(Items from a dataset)
☆ ☆ ☆ ☆ ☆

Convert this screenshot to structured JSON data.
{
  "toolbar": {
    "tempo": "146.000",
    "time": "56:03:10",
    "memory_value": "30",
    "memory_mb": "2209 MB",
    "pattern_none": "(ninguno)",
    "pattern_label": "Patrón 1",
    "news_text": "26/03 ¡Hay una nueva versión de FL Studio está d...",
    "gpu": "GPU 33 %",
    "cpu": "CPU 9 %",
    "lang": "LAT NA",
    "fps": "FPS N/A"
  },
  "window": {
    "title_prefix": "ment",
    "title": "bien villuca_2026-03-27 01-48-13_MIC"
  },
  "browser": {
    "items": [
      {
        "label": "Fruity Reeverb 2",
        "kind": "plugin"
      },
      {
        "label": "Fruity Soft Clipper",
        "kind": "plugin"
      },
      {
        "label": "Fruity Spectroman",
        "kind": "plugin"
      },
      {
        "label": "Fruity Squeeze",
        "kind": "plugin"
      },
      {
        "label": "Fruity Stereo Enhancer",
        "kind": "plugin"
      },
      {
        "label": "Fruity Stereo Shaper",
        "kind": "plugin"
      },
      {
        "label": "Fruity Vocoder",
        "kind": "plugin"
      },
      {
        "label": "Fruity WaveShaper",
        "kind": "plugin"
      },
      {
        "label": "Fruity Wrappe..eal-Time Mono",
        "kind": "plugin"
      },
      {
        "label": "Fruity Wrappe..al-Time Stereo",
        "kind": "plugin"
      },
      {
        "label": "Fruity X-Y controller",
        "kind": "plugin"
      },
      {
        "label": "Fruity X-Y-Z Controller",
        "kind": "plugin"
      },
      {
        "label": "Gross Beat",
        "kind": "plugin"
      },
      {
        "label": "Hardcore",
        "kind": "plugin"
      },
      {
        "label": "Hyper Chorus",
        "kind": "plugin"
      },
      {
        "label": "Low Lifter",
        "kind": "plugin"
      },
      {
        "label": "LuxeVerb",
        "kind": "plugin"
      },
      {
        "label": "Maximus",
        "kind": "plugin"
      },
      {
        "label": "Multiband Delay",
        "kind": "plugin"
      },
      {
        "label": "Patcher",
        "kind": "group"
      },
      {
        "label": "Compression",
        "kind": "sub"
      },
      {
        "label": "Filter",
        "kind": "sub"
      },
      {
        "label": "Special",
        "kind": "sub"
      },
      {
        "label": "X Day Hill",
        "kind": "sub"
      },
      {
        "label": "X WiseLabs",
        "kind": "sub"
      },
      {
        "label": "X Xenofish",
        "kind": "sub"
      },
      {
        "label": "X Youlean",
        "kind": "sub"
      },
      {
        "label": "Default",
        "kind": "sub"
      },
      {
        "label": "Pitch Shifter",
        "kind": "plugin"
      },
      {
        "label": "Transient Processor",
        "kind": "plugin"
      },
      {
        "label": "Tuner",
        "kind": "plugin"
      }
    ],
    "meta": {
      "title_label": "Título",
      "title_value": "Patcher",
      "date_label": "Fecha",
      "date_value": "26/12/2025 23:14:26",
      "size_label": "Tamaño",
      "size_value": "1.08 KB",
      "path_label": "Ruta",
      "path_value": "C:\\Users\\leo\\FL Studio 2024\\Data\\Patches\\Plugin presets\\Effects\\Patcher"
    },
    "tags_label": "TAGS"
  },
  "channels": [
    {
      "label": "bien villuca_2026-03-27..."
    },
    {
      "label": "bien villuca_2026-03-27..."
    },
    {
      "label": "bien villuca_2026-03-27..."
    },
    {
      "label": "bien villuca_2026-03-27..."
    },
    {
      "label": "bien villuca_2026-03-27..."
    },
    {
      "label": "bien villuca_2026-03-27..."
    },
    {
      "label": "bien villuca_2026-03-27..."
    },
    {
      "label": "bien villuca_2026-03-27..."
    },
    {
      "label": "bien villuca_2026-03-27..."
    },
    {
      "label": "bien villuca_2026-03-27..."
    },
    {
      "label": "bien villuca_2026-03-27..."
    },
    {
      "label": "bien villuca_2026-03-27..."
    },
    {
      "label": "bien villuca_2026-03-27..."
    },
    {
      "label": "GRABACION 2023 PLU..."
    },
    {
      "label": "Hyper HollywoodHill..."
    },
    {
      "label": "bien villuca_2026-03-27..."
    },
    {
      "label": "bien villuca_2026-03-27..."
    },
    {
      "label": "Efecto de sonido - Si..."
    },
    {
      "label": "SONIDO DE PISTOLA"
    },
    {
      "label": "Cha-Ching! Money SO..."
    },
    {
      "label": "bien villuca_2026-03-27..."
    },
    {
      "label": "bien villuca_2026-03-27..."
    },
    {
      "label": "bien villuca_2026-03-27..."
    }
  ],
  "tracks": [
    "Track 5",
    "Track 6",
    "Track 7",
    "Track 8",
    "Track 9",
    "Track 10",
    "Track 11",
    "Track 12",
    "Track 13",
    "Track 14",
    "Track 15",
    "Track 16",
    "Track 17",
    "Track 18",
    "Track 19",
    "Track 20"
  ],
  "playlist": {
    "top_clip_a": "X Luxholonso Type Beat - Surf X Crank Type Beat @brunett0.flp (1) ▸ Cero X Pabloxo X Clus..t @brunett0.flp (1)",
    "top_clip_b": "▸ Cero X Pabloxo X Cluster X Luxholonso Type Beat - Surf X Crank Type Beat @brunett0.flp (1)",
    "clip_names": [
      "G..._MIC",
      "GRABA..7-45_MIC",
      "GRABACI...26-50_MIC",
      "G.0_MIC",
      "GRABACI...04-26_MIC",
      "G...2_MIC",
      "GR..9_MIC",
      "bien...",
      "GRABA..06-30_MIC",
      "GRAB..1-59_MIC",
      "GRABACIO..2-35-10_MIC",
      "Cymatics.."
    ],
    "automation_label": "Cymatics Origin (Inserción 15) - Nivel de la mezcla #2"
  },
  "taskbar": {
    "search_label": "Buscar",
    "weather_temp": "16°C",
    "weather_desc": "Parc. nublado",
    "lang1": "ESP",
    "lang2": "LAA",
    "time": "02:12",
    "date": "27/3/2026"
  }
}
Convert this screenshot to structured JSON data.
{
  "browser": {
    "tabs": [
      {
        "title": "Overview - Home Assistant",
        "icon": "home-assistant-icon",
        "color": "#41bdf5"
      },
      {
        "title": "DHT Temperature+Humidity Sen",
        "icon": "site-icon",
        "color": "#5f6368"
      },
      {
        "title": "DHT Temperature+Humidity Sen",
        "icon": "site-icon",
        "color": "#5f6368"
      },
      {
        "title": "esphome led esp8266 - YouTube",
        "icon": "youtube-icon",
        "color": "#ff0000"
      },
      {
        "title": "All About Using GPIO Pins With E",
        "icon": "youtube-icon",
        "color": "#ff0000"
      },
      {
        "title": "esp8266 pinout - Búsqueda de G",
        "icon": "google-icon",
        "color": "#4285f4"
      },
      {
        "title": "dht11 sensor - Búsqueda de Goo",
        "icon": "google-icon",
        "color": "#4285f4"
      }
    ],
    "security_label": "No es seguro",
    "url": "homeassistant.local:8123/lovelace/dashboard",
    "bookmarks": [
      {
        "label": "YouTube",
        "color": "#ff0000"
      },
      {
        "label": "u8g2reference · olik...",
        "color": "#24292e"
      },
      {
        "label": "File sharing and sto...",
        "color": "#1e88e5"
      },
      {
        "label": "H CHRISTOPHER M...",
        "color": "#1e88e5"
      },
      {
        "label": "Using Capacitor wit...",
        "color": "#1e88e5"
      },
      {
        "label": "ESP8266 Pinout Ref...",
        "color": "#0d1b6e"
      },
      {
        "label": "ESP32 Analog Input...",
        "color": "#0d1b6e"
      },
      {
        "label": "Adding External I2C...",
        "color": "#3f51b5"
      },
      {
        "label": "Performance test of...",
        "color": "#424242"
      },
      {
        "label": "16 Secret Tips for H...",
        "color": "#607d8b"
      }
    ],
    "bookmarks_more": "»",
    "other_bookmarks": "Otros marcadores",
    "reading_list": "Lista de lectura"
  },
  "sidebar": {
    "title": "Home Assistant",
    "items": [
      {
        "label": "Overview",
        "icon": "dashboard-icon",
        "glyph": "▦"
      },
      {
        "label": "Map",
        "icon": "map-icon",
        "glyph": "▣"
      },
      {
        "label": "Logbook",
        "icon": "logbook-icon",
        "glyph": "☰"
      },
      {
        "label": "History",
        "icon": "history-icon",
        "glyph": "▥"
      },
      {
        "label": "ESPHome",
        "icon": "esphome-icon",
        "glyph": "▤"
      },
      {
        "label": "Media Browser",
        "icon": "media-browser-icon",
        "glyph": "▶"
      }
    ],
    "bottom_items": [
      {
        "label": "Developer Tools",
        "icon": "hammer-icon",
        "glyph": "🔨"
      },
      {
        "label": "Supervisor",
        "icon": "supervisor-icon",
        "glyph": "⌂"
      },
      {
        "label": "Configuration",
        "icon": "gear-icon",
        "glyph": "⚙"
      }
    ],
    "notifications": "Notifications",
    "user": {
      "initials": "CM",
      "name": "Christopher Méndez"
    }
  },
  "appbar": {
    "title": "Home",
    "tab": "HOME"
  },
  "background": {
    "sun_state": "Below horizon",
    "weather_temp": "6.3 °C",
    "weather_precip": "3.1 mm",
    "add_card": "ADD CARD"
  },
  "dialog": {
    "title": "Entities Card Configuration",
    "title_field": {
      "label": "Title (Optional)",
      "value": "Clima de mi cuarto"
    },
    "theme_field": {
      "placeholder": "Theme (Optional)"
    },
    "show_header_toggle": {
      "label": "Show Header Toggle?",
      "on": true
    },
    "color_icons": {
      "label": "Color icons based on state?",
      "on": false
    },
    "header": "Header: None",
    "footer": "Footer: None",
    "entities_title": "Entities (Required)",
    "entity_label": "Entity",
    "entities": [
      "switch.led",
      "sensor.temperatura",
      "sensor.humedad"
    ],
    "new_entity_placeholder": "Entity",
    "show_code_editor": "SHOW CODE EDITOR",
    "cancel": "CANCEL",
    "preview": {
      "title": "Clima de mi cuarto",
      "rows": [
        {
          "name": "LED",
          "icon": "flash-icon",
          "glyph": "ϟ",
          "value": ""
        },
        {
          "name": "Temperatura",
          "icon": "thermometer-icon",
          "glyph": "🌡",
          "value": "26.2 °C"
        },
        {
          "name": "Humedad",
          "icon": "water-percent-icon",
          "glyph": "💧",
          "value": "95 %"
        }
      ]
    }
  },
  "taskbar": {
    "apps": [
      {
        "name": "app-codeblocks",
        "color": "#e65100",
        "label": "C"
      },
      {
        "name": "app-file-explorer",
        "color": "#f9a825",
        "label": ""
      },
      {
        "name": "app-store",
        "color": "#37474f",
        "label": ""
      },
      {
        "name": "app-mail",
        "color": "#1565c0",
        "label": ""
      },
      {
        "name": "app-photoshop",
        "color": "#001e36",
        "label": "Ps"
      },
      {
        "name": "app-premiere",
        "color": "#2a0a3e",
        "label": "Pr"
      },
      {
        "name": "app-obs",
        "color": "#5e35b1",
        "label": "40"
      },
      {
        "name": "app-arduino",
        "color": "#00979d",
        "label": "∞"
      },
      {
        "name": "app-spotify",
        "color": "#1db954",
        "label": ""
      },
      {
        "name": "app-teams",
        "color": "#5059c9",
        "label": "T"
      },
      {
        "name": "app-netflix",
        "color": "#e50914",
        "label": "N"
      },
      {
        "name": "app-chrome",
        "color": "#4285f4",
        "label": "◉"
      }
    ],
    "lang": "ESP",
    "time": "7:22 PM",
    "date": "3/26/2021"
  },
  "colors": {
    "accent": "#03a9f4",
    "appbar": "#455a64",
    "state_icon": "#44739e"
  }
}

☆ ☆ ☆ ☆ ☆

Among the records above, how many lines carry the string "Clima"? Reply with the number alone.

▶ Task solution: 2